[Exercise task] Which lines in the records below contain the word "JSON"? Copy each of them.

-- Start Task data --

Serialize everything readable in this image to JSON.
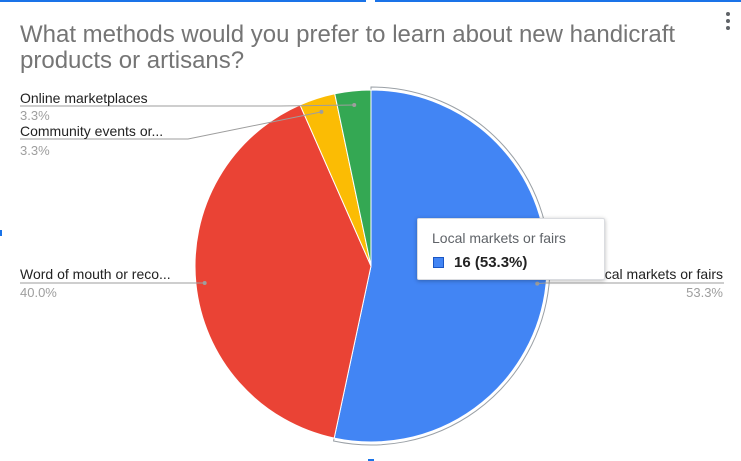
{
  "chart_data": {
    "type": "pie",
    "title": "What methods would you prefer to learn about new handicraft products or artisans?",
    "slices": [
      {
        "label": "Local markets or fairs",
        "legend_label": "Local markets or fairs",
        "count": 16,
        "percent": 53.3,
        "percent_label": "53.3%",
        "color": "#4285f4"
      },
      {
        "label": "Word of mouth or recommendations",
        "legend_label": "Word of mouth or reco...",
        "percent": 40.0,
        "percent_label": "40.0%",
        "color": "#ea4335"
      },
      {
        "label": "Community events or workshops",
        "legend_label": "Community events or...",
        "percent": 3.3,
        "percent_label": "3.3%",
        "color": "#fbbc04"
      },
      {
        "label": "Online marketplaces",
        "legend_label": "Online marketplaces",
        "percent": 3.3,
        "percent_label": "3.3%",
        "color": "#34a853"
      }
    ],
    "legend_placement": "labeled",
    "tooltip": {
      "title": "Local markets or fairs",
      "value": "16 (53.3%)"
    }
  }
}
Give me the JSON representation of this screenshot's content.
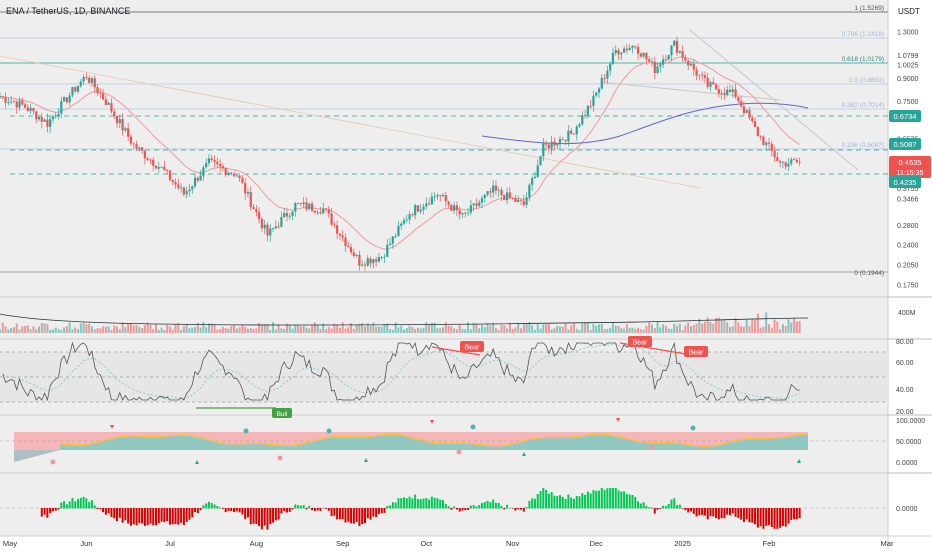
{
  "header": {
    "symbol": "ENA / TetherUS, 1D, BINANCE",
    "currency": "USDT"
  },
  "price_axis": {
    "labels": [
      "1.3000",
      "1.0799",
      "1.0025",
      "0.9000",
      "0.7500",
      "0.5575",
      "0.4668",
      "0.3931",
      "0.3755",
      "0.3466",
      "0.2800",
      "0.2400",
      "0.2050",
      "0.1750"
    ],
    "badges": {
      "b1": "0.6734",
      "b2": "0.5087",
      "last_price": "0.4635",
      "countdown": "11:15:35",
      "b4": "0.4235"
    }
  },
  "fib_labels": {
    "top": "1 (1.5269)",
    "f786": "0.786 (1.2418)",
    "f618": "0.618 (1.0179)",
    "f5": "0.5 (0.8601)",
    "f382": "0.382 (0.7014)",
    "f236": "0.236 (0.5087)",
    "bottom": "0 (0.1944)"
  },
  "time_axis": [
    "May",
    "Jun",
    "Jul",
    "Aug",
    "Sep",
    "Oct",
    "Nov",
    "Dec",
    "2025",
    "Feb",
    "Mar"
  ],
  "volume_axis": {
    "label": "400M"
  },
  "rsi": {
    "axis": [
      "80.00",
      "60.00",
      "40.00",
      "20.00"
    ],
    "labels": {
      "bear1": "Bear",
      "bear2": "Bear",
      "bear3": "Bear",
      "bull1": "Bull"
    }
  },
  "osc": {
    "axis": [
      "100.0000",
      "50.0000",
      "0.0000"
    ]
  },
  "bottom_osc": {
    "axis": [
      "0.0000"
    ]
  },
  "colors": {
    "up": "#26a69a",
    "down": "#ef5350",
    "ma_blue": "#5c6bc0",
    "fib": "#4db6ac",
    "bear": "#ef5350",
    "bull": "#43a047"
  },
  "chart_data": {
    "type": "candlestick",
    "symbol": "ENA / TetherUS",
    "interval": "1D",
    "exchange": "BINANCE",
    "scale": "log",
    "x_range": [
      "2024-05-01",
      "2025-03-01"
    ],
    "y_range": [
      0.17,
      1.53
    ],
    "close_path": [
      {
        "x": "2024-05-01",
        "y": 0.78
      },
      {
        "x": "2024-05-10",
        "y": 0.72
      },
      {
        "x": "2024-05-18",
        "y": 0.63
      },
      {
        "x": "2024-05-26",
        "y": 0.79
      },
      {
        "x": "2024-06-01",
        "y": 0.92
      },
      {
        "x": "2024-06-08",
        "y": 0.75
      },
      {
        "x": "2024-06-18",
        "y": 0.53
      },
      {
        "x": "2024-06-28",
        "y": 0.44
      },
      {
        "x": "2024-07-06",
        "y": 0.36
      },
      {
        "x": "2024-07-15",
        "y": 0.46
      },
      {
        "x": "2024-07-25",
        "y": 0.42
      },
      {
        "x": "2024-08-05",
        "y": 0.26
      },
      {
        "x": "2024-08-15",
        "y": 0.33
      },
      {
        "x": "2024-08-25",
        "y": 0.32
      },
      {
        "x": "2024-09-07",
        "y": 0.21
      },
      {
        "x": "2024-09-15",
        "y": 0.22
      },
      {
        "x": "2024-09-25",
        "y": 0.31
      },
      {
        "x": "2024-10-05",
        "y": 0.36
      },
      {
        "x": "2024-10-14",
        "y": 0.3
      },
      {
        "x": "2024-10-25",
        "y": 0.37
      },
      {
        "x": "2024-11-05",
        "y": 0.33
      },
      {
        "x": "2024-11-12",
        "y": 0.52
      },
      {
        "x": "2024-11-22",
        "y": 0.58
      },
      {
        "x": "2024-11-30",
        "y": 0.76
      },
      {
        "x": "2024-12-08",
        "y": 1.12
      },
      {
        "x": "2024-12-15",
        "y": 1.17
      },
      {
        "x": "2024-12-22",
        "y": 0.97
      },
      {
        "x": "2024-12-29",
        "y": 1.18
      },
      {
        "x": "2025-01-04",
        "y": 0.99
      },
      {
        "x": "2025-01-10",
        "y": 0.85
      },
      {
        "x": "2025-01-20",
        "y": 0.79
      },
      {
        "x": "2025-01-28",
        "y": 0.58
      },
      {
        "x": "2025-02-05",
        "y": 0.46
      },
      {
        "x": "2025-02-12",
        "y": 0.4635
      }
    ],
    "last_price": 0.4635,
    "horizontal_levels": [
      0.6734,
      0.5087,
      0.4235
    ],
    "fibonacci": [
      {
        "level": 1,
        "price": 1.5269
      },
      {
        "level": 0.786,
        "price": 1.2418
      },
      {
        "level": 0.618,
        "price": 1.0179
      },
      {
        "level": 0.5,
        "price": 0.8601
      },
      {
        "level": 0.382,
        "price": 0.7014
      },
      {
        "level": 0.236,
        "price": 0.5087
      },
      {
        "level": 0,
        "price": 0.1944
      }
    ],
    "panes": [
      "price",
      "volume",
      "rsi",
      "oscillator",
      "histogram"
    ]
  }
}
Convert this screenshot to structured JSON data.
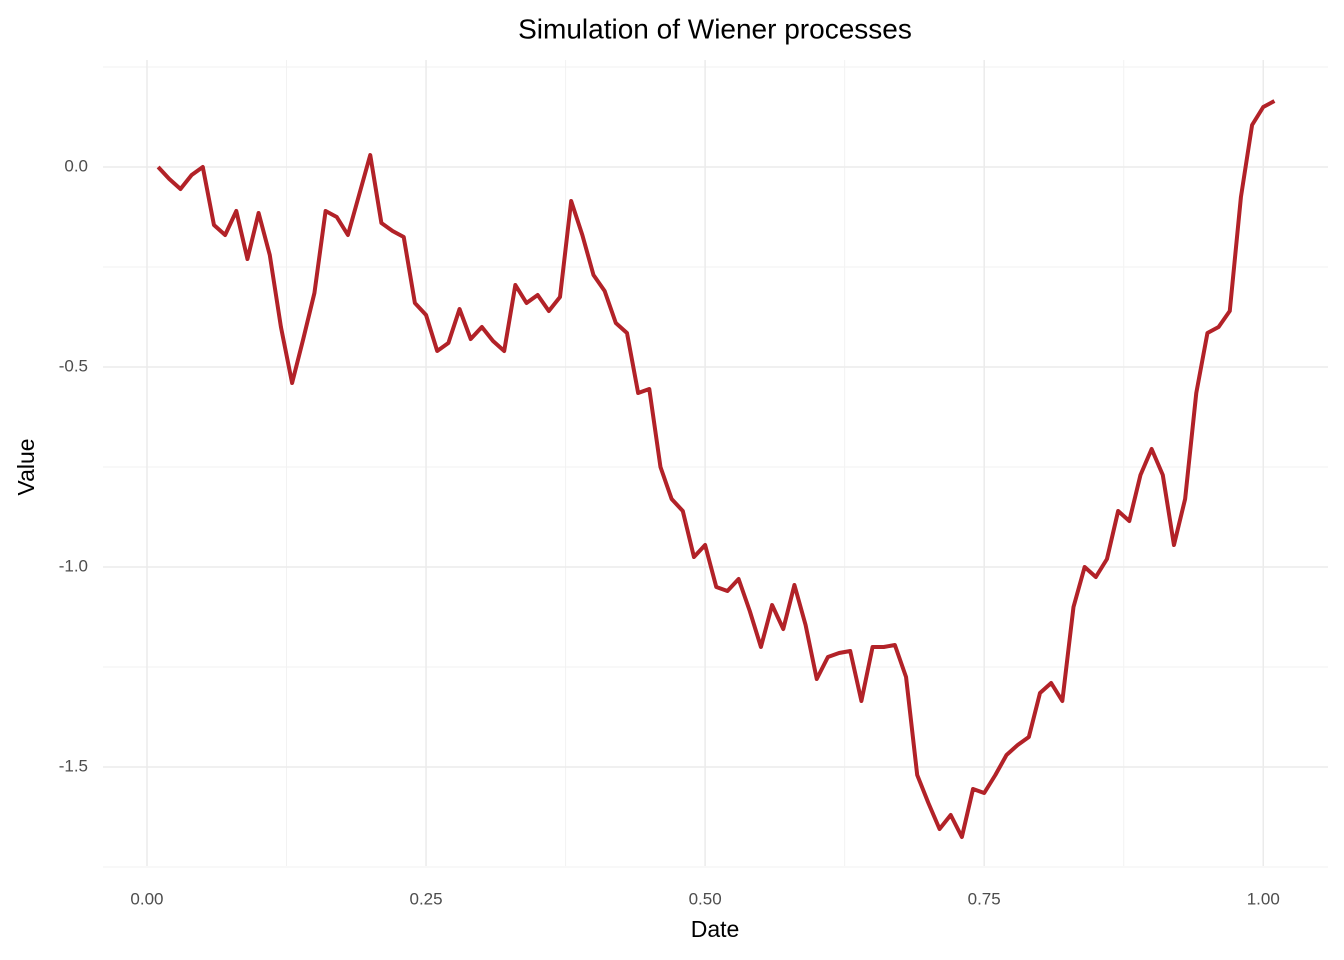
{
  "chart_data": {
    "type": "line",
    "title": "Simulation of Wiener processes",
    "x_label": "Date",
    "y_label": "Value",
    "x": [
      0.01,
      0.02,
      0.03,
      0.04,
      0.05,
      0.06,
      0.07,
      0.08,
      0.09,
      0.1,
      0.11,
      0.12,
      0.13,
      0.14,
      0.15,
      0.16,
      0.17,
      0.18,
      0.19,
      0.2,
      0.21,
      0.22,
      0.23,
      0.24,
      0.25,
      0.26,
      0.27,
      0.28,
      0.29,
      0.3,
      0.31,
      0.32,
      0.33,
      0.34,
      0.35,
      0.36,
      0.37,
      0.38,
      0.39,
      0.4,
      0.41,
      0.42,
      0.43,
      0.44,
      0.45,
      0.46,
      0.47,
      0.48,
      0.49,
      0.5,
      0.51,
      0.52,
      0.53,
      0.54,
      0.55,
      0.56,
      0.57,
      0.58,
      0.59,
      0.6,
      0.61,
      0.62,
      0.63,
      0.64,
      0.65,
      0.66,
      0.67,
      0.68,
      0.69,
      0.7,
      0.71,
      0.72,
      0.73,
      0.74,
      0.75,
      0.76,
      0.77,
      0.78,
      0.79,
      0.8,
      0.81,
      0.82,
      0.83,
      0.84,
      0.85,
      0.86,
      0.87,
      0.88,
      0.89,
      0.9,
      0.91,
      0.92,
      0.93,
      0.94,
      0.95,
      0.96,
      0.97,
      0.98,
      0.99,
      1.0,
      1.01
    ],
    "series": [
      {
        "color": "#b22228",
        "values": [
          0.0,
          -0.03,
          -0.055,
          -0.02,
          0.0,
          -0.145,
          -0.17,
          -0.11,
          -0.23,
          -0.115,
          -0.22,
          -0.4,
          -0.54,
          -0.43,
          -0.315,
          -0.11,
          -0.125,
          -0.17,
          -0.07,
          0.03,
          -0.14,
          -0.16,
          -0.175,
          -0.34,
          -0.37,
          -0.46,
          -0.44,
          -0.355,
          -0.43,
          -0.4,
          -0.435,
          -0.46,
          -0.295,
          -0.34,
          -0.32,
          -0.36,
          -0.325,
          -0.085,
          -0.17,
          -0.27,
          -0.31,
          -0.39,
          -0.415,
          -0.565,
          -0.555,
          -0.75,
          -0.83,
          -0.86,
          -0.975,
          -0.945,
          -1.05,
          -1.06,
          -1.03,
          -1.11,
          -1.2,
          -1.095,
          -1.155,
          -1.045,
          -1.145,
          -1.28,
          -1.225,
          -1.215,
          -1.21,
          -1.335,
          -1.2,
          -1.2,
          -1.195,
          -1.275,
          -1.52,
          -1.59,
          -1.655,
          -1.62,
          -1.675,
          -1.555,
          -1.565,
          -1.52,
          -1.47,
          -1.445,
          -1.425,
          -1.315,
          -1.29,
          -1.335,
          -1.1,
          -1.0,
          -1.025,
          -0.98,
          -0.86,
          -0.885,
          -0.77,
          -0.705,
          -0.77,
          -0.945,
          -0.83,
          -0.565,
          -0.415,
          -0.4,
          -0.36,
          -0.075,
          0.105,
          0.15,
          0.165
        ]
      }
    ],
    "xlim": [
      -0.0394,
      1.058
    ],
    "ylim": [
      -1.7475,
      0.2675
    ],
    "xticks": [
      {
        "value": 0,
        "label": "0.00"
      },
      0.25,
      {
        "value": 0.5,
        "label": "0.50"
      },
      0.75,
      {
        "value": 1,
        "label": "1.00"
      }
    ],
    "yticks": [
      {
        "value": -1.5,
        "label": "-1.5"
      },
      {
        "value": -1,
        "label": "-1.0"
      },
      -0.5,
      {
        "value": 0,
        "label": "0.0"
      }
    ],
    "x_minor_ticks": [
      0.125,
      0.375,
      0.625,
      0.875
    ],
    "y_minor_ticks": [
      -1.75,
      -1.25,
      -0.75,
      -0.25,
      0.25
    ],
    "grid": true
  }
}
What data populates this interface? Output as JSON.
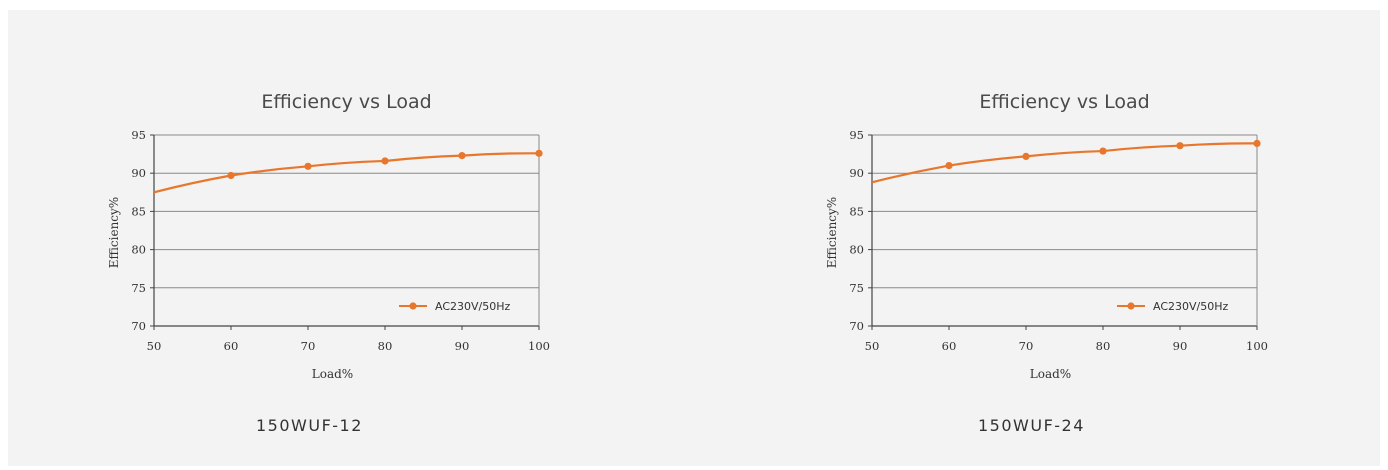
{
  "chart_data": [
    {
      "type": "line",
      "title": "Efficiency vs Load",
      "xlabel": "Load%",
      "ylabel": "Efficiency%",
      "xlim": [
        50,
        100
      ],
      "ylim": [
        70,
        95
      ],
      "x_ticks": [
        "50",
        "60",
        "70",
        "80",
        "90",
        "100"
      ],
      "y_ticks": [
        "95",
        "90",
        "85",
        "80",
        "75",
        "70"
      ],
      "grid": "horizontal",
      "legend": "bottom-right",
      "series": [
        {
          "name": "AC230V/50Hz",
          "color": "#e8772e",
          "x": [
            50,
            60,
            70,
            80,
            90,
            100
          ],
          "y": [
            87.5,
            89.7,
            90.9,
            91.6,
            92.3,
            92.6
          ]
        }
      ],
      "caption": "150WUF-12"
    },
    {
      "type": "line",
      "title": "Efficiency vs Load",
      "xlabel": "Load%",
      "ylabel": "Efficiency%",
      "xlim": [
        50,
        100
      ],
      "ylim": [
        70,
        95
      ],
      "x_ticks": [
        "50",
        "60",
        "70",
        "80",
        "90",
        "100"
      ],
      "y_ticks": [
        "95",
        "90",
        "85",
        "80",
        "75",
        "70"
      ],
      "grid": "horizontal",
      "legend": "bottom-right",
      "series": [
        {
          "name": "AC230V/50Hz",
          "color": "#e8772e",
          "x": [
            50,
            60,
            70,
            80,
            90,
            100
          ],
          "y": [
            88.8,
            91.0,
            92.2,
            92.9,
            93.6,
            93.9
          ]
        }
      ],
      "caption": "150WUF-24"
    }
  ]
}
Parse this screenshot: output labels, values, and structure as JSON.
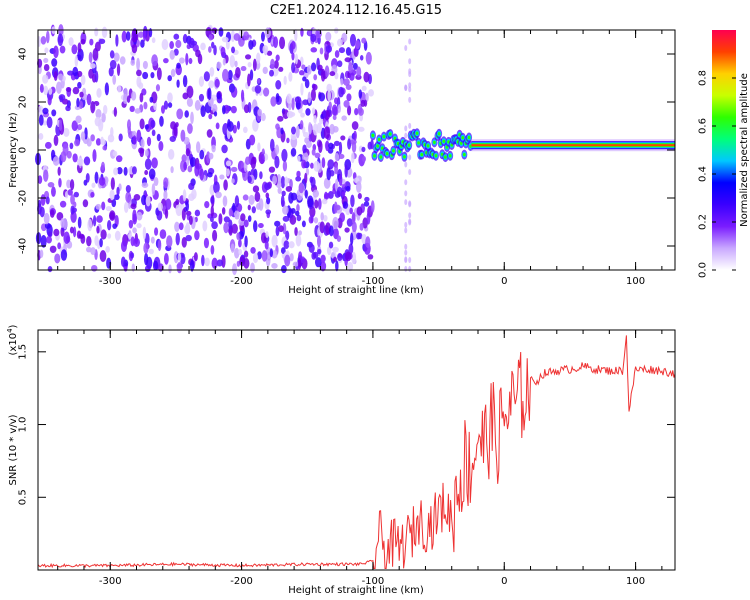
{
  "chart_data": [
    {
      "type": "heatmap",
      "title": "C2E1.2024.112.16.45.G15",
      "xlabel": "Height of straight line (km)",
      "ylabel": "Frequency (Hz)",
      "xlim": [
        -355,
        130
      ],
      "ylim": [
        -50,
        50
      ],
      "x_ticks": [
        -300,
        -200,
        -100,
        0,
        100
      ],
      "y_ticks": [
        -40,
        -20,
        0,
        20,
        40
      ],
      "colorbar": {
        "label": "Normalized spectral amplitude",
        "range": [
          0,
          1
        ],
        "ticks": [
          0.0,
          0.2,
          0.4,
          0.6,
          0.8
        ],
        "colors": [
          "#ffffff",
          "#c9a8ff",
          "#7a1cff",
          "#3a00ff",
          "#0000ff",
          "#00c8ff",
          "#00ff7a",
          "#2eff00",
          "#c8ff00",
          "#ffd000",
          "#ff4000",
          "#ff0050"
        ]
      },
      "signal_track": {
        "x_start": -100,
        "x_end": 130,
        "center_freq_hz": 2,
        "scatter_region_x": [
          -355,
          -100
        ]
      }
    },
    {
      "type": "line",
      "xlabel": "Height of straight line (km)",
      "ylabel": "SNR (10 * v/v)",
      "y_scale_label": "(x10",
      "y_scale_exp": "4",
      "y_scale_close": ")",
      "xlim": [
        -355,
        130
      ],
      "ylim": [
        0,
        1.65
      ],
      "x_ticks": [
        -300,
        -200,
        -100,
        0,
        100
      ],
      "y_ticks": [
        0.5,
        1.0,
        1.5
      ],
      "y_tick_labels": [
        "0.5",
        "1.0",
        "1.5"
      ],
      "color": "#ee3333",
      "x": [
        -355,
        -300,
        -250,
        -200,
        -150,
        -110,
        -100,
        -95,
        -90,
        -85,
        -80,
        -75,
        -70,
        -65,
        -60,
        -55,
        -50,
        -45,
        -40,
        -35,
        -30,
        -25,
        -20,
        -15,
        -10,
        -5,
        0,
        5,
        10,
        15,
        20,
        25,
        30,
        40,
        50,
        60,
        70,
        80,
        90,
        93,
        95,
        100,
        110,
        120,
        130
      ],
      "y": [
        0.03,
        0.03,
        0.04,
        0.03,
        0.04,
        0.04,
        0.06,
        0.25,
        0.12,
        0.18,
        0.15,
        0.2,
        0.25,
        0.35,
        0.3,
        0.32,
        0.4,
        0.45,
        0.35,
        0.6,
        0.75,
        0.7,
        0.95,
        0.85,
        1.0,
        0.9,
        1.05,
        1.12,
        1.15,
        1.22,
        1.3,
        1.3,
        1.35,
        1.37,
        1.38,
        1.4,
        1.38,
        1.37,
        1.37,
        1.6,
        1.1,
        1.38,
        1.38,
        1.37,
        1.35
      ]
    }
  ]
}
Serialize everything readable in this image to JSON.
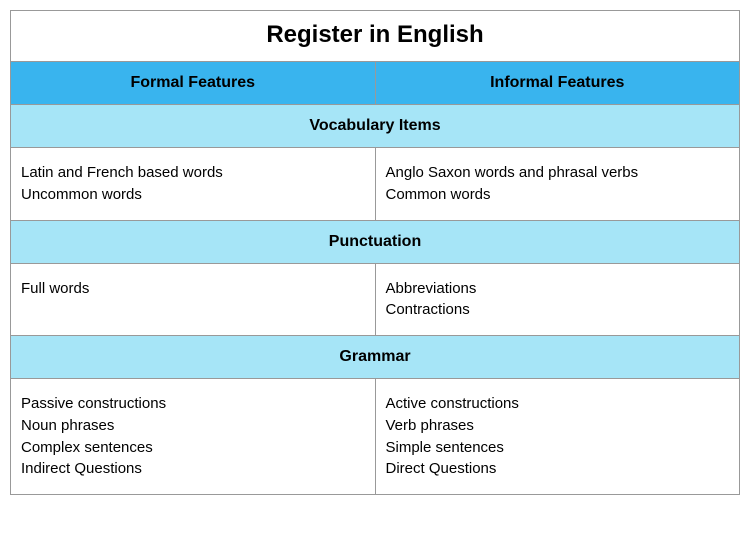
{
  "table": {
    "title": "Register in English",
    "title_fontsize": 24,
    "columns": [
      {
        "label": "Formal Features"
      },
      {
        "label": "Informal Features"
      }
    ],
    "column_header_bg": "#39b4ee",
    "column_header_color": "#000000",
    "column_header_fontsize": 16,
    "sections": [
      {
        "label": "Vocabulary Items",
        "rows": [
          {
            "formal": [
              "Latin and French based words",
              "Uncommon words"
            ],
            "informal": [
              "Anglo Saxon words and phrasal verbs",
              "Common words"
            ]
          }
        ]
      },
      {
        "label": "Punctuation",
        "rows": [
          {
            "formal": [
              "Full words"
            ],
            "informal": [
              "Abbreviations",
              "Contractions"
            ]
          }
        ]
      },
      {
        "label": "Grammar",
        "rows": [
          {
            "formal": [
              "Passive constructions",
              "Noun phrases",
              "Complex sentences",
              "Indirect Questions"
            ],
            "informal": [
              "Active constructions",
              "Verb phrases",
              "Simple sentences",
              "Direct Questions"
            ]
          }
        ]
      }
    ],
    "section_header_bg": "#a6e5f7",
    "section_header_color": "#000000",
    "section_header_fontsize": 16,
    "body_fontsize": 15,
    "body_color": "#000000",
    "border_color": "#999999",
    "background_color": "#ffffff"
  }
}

-- End Task data --

[Complete response]
Serialize everything readable in this image to JSON.
Give me the JSON representation of this screenshot's content.
Convert this screenshot to structured JSON data.
What data populates this interface? Output as JSON.
Parse this screenshot: output labels, values, and structure as JSON.
Serialize everything readable in this image to JSON.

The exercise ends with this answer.